EXERCISE
Determine how many lines in the entries below include "shoppers". The reply should be that number and nothing else.

SUPPLIED RECORDS
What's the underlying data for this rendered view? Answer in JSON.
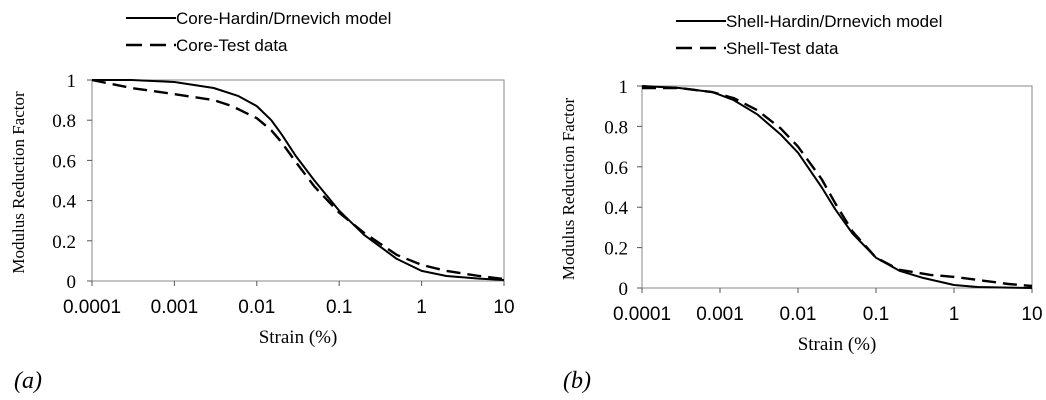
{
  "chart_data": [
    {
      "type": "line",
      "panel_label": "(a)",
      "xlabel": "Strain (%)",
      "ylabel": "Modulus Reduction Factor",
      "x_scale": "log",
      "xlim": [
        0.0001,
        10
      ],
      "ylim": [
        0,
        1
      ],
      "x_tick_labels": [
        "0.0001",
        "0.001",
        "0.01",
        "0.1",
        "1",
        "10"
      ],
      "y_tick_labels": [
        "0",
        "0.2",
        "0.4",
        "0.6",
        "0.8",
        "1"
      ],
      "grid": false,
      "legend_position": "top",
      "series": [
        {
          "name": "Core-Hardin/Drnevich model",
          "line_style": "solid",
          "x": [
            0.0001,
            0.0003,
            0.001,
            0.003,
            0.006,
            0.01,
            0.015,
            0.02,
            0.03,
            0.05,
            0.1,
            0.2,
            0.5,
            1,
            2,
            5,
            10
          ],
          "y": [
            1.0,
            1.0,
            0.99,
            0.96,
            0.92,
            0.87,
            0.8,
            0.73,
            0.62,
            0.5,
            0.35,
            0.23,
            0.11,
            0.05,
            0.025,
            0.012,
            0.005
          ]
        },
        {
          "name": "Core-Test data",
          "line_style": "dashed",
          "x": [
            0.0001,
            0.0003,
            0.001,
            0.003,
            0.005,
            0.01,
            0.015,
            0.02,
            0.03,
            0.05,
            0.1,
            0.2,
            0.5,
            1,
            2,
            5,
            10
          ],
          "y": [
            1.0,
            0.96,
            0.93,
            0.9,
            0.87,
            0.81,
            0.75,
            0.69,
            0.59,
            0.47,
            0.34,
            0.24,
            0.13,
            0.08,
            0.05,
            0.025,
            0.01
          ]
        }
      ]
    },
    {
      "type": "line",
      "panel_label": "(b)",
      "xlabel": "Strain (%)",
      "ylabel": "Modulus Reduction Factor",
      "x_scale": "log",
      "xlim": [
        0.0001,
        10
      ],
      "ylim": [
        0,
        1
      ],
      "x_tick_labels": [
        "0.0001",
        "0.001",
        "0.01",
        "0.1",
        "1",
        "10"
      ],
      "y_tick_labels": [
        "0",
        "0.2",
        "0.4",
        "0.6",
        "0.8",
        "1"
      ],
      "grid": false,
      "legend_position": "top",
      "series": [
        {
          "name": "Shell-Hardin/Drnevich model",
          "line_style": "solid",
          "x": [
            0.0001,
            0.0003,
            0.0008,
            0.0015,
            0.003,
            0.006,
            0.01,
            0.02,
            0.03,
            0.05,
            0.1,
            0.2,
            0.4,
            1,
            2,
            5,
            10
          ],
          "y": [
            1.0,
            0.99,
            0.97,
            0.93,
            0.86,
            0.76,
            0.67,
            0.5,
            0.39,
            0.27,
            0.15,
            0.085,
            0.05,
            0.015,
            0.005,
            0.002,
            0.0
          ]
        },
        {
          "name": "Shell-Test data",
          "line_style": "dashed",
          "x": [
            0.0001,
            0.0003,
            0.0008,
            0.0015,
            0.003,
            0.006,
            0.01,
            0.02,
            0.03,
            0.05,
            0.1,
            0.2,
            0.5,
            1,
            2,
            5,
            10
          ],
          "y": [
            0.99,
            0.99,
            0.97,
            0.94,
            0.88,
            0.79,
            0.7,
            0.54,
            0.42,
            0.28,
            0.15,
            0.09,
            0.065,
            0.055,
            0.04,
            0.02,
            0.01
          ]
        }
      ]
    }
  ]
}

* * *

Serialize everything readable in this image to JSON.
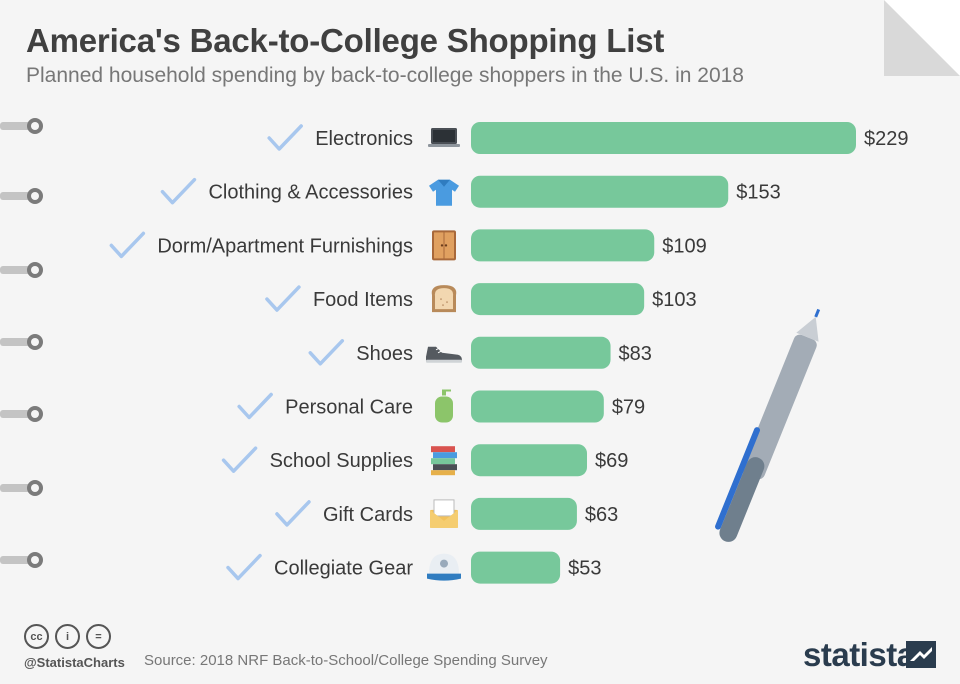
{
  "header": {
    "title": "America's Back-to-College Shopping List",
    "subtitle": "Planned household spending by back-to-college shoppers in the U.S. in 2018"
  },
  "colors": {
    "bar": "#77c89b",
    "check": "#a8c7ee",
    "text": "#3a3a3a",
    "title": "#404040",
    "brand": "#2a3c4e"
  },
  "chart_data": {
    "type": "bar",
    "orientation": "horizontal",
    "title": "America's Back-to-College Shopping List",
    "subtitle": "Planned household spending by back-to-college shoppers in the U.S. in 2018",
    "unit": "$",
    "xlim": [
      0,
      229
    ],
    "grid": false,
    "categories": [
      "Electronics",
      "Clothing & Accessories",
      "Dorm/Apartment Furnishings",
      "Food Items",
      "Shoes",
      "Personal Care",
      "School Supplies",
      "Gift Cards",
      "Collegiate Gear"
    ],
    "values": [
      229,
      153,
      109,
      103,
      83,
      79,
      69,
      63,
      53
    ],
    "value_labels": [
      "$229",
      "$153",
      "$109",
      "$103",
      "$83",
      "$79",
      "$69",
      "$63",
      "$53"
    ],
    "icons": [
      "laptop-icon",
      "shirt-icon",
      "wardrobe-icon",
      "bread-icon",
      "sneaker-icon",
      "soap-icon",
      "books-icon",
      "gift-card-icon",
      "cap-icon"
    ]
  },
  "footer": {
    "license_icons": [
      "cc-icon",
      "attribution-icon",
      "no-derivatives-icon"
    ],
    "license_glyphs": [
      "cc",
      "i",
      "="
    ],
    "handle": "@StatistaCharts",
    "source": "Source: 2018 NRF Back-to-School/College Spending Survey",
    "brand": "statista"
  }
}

--

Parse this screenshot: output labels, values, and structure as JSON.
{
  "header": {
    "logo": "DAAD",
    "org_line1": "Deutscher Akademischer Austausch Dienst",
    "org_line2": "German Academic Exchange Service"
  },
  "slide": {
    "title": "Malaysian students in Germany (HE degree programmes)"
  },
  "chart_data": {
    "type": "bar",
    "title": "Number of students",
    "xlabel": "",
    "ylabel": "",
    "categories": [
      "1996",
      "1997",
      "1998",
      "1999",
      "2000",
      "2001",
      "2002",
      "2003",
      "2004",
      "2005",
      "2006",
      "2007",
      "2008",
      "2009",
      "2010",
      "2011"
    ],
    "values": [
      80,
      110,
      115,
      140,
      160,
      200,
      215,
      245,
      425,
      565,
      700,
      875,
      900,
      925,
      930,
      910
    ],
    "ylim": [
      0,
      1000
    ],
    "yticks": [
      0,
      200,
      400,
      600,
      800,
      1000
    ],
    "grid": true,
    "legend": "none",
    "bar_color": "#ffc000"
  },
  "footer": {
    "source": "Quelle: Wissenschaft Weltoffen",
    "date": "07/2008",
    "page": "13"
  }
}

EXPECTED ANSWER
2